PROBLEM REQUIREMENTS:
Go through the data below. Pull out every line that has the word "text".

MATERIAL SHOWN:
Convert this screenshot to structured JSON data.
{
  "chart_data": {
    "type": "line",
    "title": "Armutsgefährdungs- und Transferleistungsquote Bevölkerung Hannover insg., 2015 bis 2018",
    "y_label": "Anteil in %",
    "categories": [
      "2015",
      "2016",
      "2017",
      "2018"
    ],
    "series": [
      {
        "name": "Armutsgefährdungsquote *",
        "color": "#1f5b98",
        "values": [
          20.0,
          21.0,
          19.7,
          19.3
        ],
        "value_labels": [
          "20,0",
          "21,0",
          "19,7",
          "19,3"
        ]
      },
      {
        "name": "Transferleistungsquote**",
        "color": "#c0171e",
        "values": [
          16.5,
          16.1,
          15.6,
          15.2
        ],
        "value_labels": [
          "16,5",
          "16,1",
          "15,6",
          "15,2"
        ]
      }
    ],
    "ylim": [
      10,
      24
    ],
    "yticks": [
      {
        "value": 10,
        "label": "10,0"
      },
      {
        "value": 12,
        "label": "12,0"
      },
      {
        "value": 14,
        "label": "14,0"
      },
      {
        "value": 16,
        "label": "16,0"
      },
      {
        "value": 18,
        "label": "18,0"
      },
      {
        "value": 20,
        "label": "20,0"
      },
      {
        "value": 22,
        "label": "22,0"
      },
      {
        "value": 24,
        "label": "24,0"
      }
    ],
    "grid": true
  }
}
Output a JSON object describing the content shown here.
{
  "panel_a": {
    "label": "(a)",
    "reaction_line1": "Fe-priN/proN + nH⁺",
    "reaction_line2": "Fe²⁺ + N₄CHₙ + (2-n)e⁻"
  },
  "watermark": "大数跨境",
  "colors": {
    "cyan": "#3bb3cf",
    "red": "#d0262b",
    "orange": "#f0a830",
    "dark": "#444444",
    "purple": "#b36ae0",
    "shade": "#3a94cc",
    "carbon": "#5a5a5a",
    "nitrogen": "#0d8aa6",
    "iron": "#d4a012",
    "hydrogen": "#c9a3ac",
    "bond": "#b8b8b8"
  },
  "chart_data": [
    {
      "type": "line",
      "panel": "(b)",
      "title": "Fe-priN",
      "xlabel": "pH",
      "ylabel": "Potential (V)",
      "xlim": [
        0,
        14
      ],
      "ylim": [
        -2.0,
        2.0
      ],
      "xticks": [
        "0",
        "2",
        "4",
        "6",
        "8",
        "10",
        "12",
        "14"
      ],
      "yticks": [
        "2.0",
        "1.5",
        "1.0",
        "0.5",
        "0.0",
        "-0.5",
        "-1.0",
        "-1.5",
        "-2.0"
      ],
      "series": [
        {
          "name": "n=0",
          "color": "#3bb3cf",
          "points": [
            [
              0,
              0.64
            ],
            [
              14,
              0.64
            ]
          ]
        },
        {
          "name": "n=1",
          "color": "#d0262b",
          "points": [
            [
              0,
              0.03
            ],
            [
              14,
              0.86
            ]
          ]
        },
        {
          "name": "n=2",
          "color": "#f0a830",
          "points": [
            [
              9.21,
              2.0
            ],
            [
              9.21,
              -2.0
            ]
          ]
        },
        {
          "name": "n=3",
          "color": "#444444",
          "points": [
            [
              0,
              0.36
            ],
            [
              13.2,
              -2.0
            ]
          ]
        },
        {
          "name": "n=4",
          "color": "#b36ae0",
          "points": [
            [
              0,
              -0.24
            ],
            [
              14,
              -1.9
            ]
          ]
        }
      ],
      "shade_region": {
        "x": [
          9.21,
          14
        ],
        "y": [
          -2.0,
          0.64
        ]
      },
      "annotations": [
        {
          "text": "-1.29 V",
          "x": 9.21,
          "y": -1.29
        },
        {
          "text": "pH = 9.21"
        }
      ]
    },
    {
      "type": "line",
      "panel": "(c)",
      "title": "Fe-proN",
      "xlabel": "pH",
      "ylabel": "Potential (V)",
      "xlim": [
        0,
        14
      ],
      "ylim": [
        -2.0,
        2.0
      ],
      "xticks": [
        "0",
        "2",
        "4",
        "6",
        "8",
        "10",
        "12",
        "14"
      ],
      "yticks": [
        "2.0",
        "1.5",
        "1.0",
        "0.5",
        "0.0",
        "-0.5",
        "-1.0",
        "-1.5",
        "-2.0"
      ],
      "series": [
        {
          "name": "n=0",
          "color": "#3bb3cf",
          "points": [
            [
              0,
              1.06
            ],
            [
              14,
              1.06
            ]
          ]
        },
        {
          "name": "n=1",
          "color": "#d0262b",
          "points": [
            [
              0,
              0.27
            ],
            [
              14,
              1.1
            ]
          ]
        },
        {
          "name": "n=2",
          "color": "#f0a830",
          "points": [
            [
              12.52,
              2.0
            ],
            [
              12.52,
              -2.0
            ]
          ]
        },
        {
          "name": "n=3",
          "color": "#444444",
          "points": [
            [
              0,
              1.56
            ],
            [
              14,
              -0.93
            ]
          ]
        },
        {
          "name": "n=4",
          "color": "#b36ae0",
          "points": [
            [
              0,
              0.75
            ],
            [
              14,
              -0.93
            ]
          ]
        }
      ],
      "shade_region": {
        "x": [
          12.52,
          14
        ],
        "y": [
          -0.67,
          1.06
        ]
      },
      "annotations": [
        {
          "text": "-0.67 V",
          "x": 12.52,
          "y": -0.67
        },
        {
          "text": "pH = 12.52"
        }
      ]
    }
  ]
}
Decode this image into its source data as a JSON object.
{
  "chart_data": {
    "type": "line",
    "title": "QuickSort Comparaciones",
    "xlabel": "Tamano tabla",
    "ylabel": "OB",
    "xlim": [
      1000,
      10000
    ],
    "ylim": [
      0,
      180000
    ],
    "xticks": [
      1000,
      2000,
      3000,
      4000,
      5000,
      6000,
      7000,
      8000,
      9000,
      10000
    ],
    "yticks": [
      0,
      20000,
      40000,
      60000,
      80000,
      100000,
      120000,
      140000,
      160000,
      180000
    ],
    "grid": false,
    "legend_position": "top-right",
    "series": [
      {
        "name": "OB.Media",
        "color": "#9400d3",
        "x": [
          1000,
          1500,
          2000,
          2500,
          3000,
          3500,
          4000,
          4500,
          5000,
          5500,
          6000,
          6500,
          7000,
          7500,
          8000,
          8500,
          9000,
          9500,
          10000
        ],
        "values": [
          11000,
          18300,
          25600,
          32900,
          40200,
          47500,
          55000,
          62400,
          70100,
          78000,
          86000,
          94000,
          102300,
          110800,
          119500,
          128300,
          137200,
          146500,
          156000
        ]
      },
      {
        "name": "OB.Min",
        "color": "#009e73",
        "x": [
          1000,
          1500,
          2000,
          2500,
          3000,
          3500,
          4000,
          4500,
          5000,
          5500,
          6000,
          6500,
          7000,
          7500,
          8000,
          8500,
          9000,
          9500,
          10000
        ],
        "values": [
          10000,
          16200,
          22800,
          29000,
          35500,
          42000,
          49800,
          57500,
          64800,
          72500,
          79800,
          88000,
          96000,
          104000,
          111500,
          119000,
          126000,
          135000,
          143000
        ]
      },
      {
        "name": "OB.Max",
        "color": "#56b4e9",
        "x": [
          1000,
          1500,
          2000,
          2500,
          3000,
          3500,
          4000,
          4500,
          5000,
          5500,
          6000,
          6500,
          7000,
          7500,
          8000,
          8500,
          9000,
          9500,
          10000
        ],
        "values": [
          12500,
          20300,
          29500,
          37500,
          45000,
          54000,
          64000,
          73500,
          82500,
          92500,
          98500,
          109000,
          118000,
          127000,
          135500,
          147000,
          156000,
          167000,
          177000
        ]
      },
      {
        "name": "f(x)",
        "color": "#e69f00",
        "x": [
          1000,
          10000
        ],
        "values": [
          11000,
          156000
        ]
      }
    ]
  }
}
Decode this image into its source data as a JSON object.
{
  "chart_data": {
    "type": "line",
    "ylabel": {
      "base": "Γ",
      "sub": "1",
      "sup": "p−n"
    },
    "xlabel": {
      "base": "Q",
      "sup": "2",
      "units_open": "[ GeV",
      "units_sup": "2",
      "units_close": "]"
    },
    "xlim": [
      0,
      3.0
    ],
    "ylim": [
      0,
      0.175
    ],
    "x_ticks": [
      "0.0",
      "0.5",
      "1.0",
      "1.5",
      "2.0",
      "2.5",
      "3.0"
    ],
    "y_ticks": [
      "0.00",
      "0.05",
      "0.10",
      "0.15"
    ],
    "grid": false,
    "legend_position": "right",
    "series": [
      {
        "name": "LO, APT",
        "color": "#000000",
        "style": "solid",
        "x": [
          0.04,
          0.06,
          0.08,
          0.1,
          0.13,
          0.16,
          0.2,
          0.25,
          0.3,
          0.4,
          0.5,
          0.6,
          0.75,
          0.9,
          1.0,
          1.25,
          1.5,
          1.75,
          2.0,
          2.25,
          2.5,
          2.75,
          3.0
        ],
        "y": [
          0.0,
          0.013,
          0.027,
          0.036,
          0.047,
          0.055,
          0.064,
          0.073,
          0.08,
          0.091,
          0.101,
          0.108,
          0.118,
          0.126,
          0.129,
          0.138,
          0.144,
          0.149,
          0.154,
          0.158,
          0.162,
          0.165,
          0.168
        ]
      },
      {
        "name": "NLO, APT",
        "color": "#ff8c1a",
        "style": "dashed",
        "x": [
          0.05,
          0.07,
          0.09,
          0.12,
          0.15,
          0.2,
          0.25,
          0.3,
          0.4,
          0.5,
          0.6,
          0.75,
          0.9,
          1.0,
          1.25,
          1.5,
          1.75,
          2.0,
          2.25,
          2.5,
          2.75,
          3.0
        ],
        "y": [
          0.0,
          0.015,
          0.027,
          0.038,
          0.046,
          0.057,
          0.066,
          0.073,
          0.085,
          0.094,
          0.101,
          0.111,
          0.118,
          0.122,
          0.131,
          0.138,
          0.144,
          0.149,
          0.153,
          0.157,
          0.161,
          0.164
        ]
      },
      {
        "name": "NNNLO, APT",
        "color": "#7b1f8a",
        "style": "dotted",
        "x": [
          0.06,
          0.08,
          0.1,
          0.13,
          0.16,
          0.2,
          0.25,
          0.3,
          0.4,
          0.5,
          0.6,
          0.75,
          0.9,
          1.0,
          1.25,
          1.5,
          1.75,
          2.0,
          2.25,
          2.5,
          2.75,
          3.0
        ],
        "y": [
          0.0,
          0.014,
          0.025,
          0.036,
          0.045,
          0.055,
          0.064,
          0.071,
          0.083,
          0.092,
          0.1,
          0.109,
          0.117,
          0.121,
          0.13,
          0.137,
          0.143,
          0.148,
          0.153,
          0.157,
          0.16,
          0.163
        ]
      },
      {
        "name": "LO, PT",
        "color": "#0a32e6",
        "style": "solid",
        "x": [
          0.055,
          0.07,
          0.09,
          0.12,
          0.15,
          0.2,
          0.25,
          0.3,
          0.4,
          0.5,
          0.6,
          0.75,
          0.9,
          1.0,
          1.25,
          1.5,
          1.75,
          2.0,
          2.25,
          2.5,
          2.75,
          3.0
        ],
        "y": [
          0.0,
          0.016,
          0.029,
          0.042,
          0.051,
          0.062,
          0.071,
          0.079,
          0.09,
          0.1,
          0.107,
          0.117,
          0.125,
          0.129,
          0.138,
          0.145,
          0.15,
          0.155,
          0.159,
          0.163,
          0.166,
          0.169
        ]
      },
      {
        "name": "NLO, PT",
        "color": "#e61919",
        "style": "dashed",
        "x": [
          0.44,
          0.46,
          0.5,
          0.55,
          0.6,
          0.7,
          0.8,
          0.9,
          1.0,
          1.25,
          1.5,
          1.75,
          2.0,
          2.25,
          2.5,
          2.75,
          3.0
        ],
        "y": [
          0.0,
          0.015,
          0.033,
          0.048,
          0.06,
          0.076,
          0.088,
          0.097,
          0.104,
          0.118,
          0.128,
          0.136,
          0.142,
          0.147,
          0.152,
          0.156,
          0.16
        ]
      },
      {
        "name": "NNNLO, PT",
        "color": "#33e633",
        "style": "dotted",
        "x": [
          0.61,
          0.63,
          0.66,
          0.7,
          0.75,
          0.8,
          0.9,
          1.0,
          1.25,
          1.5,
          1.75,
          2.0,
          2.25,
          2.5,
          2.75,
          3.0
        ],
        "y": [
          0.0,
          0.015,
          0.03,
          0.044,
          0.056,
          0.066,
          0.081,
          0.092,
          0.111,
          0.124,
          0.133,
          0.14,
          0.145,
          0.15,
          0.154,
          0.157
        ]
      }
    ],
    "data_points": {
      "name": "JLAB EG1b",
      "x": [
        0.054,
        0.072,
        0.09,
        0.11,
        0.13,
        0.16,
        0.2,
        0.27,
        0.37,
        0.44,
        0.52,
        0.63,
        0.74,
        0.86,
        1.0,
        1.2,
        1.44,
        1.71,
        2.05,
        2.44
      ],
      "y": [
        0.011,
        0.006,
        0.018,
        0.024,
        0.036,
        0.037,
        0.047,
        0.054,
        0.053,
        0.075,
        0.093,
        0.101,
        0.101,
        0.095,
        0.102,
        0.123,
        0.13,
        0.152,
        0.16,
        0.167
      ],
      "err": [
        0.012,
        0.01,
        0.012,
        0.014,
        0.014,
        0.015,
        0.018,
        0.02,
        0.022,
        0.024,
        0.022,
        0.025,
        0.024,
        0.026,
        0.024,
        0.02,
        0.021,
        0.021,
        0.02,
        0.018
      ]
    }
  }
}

TASK ANSWER:
          "text": "-1.29 V",
          "text": "pH = 9.21"
          "text": "-0.67 V",
          "text": "pH = 12.52"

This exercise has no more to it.